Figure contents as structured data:

********

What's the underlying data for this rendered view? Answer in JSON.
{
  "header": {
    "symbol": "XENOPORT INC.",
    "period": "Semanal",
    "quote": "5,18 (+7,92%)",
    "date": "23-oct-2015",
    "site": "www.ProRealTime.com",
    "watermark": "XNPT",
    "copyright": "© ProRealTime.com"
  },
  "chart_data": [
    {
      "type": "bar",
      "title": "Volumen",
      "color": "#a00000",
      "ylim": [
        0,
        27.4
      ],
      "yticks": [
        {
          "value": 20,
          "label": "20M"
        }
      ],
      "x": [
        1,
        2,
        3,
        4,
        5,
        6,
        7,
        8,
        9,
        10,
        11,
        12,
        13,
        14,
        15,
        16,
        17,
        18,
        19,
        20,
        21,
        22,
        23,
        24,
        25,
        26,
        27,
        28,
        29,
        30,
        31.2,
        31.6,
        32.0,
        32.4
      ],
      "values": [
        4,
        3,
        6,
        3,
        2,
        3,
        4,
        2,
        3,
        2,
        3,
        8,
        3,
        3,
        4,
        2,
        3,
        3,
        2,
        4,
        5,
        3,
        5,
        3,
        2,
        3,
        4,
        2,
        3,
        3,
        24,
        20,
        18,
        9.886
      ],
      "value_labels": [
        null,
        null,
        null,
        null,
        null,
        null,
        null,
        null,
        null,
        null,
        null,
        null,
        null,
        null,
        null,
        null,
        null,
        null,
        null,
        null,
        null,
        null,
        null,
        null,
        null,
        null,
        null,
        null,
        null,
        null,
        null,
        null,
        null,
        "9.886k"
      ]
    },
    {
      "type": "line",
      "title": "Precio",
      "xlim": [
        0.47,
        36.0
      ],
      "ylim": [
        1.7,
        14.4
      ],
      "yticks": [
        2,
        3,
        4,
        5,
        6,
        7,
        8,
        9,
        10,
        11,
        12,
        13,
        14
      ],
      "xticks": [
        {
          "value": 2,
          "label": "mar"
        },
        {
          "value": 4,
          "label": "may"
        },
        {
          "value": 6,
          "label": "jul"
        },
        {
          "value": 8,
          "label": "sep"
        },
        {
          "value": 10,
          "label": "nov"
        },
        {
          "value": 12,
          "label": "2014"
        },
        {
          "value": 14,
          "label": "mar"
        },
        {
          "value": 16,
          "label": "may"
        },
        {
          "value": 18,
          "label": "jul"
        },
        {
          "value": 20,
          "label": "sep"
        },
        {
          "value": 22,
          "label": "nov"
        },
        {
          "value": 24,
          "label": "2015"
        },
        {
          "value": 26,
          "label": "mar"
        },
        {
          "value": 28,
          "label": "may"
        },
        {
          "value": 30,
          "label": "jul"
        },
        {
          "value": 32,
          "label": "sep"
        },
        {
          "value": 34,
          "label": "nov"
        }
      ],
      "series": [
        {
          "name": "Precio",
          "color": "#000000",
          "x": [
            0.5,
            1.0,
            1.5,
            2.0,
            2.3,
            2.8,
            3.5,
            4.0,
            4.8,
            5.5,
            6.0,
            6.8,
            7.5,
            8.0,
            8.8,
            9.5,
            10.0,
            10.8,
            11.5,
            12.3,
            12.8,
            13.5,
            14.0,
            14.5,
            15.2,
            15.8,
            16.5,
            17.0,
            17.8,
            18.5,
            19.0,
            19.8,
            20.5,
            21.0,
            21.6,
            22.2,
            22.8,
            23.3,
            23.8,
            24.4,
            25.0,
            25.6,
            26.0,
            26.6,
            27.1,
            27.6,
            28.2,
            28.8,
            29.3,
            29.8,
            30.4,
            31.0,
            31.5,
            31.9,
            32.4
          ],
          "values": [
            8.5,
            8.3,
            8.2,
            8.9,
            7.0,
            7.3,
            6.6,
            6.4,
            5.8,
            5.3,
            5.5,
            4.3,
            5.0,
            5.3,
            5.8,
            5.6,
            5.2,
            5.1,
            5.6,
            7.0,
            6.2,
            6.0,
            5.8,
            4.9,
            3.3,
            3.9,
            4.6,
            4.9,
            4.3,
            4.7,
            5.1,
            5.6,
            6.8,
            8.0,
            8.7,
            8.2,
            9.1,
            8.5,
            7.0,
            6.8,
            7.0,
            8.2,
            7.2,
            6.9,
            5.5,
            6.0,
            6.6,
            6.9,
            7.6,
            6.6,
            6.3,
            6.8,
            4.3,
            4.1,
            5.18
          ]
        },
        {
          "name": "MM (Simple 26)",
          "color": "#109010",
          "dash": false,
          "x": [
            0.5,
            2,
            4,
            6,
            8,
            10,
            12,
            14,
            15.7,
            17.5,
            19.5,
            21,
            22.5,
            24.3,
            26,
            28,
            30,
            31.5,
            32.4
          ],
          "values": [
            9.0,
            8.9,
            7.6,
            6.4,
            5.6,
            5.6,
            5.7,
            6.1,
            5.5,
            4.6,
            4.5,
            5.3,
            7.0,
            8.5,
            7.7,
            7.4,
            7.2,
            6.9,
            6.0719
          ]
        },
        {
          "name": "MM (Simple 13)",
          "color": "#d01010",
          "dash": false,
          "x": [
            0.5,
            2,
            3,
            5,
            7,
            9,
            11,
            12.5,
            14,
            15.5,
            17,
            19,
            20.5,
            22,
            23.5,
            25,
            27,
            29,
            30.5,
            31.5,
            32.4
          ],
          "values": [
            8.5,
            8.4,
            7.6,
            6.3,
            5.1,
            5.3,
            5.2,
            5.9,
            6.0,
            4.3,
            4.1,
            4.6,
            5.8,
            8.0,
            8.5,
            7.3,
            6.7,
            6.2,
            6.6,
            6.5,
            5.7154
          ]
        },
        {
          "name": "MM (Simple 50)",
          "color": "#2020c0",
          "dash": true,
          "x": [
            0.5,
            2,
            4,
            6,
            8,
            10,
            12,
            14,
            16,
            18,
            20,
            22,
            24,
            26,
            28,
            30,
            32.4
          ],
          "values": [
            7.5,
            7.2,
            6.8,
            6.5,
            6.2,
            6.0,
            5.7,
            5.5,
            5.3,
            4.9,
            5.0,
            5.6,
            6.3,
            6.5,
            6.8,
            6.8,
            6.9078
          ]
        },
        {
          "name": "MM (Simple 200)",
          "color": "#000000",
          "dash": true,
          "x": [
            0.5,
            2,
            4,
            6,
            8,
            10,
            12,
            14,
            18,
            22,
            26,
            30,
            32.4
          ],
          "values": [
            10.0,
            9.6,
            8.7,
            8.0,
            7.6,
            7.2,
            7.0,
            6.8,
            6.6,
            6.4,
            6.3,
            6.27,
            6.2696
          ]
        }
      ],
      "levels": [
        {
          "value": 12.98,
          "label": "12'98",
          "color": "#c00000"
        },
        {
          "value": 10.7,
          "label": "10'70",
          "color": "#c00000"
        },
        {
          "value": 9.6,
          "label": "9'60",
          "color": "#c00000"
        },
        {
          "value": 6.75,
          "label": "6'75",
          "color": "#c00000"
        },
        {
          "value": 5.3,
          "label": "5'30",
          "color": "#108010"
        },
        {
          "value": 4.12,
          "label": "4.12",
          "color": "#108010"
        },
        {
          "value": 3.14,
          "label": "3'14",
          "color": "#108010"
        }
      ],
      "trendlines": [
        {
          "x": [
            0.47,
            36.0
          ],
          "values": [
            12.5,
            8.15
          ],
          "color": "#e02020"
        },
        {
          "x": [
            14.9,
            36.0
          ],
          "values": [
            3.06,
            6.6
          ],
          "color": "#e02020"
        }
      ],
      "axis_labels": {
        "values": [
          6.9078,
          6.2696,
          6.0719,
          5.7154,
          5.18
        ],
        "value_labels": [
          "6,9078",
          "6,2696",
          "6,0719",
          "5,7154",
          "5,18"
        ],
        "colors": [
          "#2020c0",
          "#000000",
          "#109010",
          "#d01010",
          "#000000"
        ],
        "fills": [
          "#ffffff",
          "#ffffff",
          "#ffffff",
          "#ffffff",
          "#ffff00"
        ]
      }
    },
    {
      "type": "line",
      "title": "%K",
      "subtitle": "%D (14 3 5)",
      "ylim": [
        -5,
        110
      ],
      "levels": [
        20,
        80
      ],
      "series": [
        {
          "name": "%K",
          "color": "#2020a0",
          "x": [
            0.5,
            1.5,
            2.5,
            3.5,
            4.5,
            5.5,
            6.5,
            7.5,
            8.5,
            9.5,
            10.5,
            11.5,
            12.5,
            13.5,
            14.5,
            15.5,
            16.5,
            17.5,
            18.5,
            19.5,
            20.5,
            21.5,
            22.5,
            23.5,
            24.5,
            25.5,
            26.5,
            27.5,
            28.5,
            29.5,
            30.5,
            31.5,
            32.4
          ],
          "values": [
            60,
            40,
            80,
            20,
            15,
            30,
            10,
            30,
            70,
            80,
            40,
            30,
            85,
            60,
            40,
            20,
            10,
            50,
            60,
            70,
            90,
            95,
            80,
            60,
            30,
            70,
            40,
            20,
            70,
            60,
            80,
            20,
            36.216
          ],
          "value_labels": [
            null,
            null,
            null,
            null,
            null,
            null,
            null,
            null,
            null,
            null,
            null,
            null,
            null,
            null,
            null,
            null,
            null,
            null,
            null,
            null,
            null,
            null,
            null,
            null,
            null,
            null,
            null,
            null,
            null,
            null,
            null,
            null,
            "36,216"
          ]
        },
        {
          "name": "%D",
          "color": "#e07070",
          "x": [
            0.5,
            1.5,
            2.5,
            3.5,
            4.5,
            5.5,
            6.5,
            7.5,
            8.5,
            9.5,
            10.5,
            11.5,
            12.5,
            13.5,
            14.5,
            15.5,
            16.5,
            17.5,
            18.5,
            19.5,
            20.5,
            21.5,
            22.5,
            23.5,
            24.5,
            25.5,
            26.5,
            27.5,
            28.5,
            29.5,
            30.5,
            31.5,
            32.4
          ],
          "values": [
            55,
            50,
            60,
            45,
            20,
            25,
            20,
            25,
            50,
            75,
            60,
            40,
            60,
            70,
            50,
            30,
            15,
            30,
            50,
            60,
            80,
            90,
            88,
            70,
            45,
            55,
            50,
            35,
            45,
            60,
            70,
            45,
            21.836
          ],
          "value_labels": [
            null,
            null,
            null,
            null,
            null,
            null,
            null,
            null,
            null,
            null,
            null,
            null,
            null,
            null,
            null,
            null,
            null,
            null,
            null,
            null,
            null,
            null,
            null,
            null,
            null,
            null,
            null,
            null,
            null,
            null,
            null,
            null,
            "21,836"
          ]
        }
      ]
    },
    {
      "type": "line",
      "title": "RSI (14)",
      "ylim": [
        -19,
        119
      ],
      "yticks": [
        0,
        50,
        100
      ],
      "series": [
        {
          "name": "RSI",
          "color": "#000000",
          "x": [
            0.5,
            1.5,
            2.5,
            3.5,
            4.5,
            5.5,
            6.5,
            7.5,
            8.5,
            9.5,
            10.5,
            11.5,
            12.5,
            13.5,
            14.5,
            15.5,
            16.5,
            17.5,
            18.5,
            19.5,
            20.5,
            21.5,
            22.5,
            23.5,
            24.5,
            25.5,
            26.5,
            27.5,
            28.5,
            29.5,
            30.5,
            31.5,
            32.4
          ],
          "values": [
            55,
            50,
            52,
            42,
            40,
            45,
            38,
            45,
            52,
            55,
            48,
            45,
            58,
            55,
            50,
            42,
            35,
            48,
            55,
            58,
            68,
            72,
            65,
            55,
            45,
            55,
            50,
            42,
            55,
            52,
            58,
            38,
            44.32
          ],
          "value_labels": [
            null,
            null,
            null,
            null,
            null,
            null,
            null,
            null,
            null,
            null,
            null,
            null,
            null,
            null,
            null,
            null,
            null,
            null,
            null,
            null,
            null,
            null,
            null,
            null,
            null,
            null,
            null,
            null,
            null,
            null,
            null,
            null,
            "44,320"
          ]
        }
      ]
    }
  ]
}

********

TASK DETAILS >>
Copy every line of the data that holds the string "Simple".

RESULT >>
          "name": "MM (Simple 26)",
          "name": "MM (Simple 13)",
          "name": "MM (Simple 50)",
          "name": "MM (Simple 200)",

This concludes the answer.